- [AUFGABENSTELLUNG]: Übertrage die Zeilen aller folgenden Einträge in eine nummerierte Liste und lass dabei Leerzeilen weg.

- [LISTE DER EINTRÄGE]:

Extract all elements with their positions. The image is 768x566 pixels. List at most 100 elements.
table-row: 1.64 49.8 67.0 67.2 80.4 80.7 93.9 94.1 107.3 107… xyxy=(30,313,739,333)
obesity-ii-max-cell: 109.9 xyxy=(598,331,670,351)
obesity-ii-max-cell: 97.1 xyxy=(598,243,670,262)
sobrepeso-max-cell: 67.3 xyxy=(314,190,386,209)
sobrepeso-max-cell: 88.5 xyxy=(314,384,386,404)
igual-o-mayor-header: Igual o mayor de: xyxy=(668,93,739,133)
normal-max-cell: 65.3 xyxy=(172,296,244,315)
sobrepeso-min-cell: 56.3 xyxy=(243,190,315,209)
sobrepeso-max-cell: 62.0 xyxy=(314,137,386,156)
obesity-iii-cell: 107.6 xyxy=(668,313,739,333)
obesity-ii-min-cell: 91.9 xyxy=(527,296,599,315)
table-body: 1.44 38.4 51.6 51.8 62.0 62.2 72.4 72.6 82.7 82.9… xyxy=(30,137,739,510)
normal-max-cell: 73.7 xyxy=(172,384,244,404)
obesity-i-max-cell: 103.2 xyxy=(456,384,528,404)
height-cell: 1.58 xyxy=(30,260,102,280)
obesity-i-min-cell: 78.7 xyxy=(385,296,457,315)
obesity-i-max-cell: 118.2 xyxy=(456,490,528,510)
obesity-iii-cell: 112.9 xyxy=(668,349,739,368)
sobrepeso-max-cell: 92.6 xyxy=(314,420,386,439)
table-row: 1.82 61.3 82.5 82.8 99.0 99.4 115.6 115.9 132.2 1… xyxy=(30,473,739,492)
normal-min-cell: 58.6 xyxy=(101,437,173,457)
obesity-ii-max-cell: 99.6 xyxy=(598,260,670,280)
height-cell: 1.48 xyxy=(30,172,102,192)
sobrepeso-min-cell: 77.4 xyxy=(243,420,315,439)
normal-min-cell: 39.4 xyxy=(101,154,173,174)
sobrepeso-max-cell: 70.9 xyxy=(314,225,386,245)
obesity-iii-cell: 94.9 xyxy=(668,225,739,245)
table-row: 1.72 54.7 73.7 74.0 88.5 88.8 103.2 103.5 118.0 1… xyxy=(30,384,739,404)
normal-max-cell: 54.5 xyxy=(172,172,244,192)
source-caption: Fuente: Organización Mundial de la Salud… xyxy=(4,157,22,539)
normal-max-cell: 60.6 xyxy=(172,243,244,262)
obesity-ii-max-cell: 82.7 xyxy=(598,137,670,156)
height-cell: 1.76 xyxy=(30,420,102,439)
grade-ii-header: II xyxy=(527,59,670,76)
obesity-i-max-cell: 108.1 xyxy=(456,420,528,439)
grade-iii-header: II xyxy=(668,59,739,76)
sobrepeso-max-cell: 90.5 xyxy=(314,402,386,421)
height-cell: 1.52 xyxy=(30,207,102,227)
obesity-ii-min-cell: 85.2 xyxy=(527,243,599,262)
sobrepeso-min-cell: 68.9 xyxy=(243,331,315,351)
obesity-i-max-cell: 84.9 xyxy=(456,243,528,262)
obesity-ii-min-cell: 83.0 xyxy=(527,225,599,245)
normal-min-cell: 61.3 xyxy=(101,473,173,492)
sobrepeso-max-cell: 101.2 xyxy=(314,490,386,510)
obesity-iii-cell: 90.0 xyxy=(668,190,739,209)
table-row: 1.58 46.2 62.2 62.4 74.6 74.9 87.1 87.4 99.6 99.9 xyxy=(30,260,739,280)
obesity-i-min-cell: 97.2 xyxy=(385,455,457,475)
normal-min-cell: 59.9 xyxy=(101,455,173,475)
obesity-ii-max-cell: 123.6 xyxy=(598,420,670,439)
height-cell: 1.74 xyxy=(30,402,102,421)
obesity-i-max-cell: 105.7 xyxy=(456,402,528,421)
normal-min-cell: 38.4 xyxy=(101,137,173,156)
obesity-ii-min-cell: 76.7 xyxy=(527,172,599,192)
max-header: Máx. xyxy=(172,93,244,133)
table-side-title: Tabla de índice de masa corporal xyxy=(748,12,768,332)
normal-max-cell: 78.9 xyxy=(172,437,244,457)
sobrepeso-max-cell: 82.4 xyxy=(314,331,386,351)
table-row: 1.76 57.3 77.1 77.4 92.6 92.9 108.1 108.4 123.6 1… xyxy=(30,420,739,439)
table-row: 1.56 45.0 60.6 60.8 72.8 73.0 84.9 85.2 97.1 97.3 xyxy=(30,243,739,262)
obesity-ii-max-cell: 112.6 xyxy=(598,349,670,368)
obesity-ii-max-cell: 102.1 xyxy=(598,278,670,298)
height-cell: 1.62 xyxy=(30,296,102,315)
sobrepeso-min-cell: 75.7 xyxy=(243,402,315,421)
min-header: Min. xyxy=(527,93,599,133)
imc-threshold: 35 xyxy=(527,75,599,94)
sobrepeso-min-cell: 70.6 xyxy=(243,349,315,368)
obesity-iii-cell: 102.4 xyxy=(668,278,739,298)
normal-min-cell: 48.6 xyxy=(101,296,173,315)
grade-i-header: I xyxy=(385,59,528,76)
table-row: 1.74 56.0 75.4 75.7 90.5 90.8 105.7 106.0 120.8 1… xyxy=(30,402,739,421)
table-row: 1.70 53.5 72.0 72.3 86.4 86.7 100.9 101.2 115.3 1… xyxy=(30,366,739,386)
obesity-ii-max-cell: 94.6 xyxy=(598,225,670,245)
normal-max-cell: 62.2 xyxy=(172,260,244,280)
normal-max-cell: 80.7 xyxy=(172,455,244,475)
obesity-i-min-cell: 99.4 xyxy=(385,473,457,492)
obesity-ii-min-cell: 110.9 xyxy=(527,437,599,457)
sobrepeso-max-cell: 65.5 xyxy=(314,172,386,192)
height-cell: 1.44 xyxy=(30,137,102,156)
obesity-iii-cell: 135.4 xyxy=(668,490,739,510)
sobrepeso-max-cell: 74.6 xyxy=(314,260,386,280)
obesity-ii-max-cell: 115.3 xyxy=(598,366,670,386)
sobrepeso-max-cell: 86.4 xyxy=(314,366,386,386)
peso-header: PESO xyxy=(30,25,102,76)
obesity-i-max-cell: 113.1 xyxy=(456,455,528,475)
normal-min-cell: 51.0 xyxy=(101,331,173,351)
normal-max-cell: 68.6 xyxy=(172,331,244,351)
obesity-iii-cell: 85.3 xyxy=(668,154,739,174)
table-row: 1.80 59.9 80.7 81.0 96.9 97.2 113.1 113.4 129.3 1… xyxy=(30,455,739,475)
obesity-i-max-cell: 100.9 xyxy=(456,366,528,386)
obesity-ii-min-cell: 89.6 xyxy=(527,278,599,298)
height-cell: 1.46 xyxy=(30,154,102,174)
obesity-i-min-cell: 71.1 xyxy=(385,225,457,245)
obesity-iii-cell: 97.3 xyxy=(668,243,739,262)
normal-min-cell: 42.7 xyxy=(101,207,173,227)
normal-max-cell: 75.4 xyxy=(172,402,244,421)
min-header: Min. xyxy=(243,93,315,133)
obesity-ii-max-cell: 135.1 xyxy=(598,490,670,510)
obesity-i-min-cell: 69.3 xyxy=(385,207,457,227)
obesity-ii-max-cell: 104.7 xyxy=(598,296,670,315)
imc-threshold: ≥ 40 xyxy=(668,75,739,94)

- [LÖSUNG]:
1. Extract all elements with their positions. The image is 768x566 pixels. List at most 100 elements.
2. table-row: 1.64 49.8 67.0 67.2 80.4 80.7 93.9 94.1 107.3 107… xyxy=(30,313,739,333)
3. obesity-ii-max-cell: 109.9 xyxy=(598,331,670,351)
4. obesity-ii-max-cell: 97.1 xyxy=(598,243,670,262)
5. sobrepeso-max-cell: 67.3 xyxy=(314,190,386,209)
6. sobrepeso-max-cell: 88.5 xyxy=(314,384,386,404)
7. igual-o-mayor-header: Igual o mayor de: xyxy=(668,93,739,133)
8. normal-max-cell: 65.3 xyxy=(172,296,244,315)
9. sobrepeso-min-cell: 56.3 xyxy=(243,190,315,209)
10. sobrepeso-max-cell: 62.0 xyxy=(314,137,386,156)
11. obesity-iii-cell: 107.6 xyxy=(668,313,739,333)
12. obesity-ii-min-cell: 91.9 xyxy=(527,296,599,315)
13. table-body: 1.44 38.4 51.6 51.8 62.0 62.2 72.4 72.6 82.7 82.9… xyxy=(30,137,739,510)
14. normal-max-cell: 73.7 xyxy=(172,384,244,404)
15. obesity-i-max-cell: 103.2 xyxy=(456,384,528,404)
16. height-cell: 1.58 xyxy=(30,260,102,280)
17. obesity-i-min-cell: 78.7 xyxy=(385,296,457,315)
18. obesity-i-max-cell: 118.2 xyxy=(456,490,528,510)
19. obesity-iii-cell: 112.9 xyxy=(668,349,739,368)
20. sobrepeso-max-cell: 92.6 xyxy=(314,420,386,439)
21. table-row: 1.82 61.3 82.5 82.8 99.0 99.4 115.6 115.9 132.2 1… xyxy=(30,473,739,492)
22. normal-min-cell: 58.6 xyxy=(101,437,173,457)
23. obesity-ii-max-cell: 99.6 xyxy=(598,260,670,280)
24. height-cell: 1.48 xyxy=(30,172,102,192)
25. sobrepeso-min-cell: 77.4 xyxy=(243,420,315,439)
26. normal-min-cell: 39.4 xyxy=(101,154,173,174)
27. sobrepeso-max-cell: 70.9 xyxy=(314,225,386,245)
28. obesity-iii-cell: 94.9 xyxy=(668,225,739,245)
29. table-row: 1.72 54.7 73.7 74.0 88.5 88.8 103.2 103.5 118.0 1… xyxy=(30,384,739,404)
30. normal-max-cell: 54.5 xyxy=(172,172,244,192)
31. source-caption: Fuente: Organización Mundial de la Salud… xyxy=(4,157,22,539)
32. normal-max-cell: 60.6 xyxy=(172,243,244,262)
33. obesity-ii-max-cell: 82.7 xyxy=(598,137,670,156)
34. height-cell: 1.76 xyxy=(30,420,102,439)
35. grade-ii-header: II xyxy=(527,59,670,76)
36. obesity-i-max-cell: 108.1 xyxy=(456,420,528,439)
37. grade-iii-header: II xyxy=(668,59,739,76)
38. sobrepeso-max-cell: 90.5 xyxy=(314,402,386,421)
39. height-cell: 1.52 xyxy=(30,207,102,227)
40. obesity-ii-min-cell: 85.2 xyxy=(527,243,599,262)
41. sobrepeso-min-cell: 68.9 xyxy=(243,331,315,351)
42. obesity-i-max-cell: 84.9 xyxy=(456,243,528,262)
43. obesity-ii-min-cell: 83.0 xyxy=(527,225,599,245)
44. normal-min-cell: 61.3 xyxy=(101,473,173,492)
45. sobrepeso-max-cell: 101.2 xyxy=(314,490,386,510)
46. obesity-iii-cell: 90.0 xyxy=(668,190,739,209)
47. table-row: 1.58 46.2 62.2 62.4 74.6 74.9 87.1 87.4 99.6 99.9 xyxy=(30,260,739,280)
48. obesity-i-min-cell: 97.2 xyxy=(385,455,457,475)
49. normal-min-cell: 59.9 xyxy=(101,455,173,475)
50. obesity-ii-max-cell: 123.6 xyxy=(598,420,670,439)
51. height-cell: 1.74 xyxy=(30,402,102,421)
52. obesity-i-max-cell: 105.7 xyxy=(456,402,528,421)
53. normal-min-cell: 38.4 xyxy=(101,137,173,156)
54. obesity-ii-min-cell: 76.7 xyxy=(527,172,599,192)
55. max-header: Máx. xyxy=(172,93,244,133)
56. table-side-title: Tabla de índice de masa corporal xyxy=(748,12,768,332)
57. normal-max-cell: 78.9 xyxy=(172,437,244,457)
58. sobrepeso-max-cell: 82.4 xyxy=(314,331,386,351)
59. table-row: 1.76 57.3 77.1 77.4 92.6 92.9 108.1 108.4 123.6 1… xyxy=(30,420,739,439)
60. table-row: 1.56 45.0 60.6 60.8 72.8 73.0 84.9 85.2 97.1 97.3 xyxy=(30,243,739,262)
61. obesity-ii-max-cell: 112.6 xyxy=(598,349,670,368)
62. obesity-ii-max-cell: 102.1 xyxy=(598,278,670,298)
63. height-cell: 1.62 xyxy=(30,296,102,315)
64. sobrepeso-min-cell: 75.7 xyxy=(243,402,315,421)
65. min-header: Min. xyxy=(527,93,599,133)
66. imc-threshold: 35 xyxy=(527,75,599,94)
67. sobrepeso-min-cell: 70.6 xyxy=(243,349,315,368)
68. obesity-iii-cell: 102.4 xyxy=(668,278,739,298)
69. normal-min-cell: 48.6 xyxy=(101,296,173,315)
70. grade-i-header: I xyxy=(385,59,528,76)
71. table-row: 1.74 56.0 75.4 75.7 90.5 90.8 105.7 106.0 120.8 1… xyxy=(30,402,739,421)
72. table-row: 1.70 53.5 72.0 72.3 86.4 86.7 100.9 101.2 115.3 1… xyxy=(30,366,739,386)
73. obesity-ii-max-cell: 94.6 xyxy=(598,225,670,245)
74. normal-max-cell: 62.2 xyxy=(172,260,244,280)
75. normal-max-cell: 80.7 xyxy=(172,455,244,475)
76. obesity-i-min-cell: 99.4 xyxy=(385,473,457,492)
77. obesity-ii-min-cell: 110.9 xyxy=(527,437,599,457)
78. sobrepeso-max-cell: 65.5 xyxy=(314,172,386,192)
79. height-cell: 1.44 xyxy=(30,137,102,156)
80. obesity-iii-cell: 135.4 xyxy=(668,490,739,510)
81. sobrepeso-max-cell: 74.6 xyxy=(314,260,386,280)
82. obesity-ii-max-cell: 115.3 xyxy=(598,366,670,386)
83. sobrepeso-max-cell: 86.4 xyxy=(314,366,386,386)
84. peso-header: PESO xyxy=(30,25,102,76)
85. obesity-i-max-cell: 113.1 xyxy=(456,455,528,475)
86. normal-min-cell: 51.0 xyxy=(101,331,173,351)
87. normal-max-cell: 68.6 xyxy=(172,331,244,351)
88. obesity-iii-cell: 85.3 xyxy=(668,154,739,174)
89. table-row: 1.80 59.9 80.7 81.0 96.9 97.2 113.1 113.4 129.3 1… xyxy=(30,455,739,475)
90. obesity-i-max-cell: 100.9 xyxy=(456,366,528,386)
91. obesity-ii-min-cell: 89.6 xyxy=(527,278,599,298)
92. height-cell: 1.46 xyxy=(30,154,102,174)
93. obesity-i-min-cell: 71.1 xyxy=(385,225,457,245)
94. obesity-iii-cell: 97.3 xyxy=(668,243,739,262)
95. normal-min-cell: 42.7 xyxy=(101,207,173,227)
96. normal-max-cell: 75.4 xyxy=(172,402,244,421)
97. min-header: Min. xyxy=(243,93,315,133)
98. obesity-ii-max-cell: 135.1 xyxy=(598,490,670,510)
99. obesity-i-min-cell: 69.3 xyxy=(385,207,457,227)
100. obesity-ii-max-cell: 104.7 xyxy=(598,296,670,315)
101. imc-threshold: ≥ 40 xyxy=(668,75,739,94)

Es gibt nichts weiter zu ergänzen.